Supplied material start
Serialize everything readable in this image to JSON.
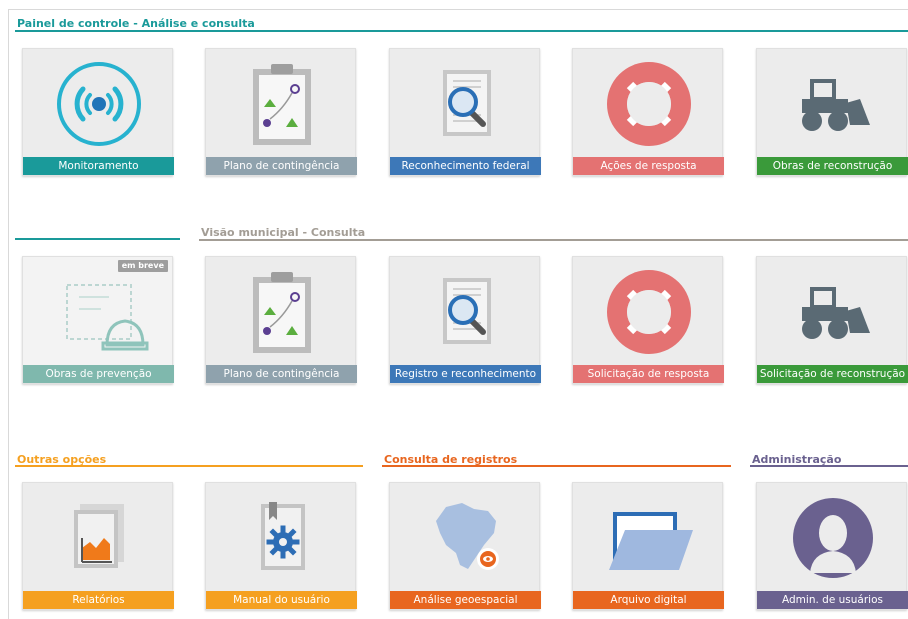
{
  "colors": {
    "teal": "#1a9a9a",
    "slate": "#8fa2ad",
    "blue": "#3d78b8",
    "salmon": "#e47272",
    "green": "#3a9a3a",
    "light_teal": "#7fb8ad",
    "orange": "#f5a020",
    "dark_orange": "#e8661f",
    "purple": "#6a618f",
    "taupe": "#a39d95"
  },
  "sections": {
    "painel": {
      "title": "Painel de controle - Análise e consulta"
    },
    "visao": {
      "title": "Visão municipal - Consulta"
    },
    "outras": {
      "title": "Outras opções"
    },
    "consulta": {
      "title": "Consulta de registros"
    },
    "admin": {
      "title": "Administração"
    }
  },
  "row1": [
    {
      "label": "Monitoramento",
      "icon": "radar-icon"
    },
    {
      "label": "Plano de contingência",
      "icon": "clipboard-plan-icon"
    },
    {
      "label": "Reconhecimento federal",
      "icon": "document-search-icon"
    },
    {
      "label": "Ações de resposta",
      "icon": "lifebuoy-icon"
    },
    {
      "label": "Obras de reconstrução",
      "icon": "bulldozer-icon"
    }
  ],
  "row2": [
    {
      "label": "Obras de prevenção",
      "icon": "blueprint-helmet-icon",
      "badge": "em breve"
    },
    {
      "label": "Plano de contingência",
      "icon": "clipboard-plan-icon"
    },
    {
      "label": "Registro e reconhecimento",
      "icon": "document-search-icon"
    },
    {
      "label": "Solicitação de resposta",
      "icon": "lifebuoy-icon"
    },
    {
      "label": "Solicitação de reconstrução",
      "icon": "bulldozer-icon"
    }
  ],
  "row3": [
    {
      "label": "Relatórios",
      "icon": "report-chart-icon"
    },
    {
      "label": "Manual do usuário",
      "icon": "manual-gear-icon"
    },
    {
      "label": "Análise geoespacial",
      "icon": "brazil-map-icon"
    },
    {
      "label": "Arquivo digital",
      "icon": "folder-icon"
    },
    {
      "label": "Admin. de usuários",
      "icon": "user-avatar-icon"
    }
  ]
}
Supplied material end
Supplied material start
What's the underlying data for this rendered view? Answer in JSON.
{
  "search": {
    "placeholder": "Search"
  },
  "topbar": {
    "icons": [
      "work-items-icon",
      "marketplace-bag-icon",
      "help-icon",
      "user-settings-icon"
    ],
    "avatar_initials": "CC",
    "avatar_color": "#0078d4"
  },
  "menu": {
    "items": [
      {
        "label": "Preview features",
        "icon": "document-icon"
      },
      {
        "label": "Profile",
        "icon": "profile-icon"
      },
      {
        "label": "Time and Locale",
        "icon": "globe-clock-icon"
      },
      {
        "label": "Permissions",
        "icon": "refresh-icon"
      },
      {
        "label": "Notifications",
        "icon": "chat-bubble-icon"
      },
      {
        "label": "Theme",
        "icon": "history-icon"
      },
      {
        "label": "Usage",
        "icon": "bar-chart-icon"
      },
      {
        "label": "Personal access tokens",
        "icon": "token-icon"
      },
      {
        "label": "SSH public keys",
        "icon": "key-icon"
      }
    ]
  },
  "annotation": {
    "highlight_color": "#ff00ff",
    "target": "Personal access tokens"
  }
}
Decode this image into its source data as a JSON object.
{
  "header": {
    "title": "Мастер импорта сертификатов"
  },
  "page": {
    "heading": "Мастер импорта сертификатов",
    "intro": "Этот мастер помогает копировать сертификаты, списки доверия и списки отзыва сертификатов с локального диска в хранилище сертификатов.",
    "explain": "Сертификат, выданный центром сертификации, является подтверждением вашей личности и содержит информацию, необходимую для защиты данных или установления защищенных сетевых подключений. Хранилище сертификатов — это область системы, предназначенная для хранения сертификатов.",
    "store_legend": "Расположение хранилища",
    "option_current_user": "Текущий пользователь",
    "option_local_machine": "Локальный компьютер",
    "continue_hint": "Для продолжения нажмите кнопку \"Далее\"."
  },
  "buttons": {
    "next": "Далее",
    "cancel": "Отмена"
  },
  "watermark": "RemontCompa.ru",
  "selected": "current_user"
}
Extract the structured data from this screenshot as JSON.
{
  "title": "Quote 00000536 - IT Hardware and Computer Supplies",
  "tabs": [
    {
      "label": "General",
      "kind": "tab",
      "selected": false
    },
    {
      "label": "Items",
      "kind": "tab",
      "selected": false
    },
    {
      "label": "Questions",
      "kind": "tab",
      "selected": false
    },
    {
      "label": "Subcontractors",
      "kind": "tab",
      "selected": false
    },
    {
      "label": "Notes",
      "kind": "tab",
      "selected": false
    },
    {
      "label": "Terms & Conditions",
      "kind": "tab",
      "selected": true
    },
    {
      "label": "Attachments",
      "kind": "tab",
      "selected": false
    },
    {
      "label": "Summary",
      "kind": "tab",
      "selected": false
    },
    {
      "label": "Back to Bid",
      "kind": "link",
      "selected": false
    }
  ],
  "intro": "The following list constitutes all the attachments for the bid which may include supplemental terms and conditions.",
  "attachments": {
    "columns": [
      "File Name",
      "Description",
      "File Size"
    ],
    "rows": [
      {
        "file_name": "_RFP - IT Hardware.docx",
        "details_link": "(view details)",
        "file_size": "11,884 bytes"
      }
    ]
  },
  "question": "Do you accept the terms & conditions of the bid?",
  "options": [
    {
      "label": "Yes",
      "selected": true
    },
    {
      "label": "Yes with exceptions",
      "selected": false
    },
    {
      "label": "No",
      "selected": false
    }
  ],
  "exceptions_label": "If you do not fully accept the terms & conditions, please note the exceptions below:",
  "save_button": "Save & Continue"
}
Supplied material end
Supplied material start
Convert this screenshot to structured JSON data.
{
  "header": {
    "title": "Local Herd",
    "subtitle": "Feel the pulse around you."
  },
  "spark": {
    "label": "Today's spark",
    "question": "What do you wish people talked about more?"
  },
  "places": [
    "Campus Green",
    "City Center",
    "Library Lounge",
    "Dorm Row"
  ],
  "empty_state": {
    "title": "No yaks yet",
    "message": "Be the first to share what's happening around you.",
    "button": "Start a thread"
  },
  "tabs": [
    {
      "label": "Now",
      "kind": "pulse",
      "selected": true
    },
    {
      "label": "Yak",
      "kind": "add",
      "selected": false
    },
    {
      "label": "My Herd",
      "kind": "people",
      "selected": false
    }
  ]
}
Supplied material end
◆ Work required ◆
How many lines of the data contain the word "resposta"? Answer with the number alone.

◆ Problem solution ◆
2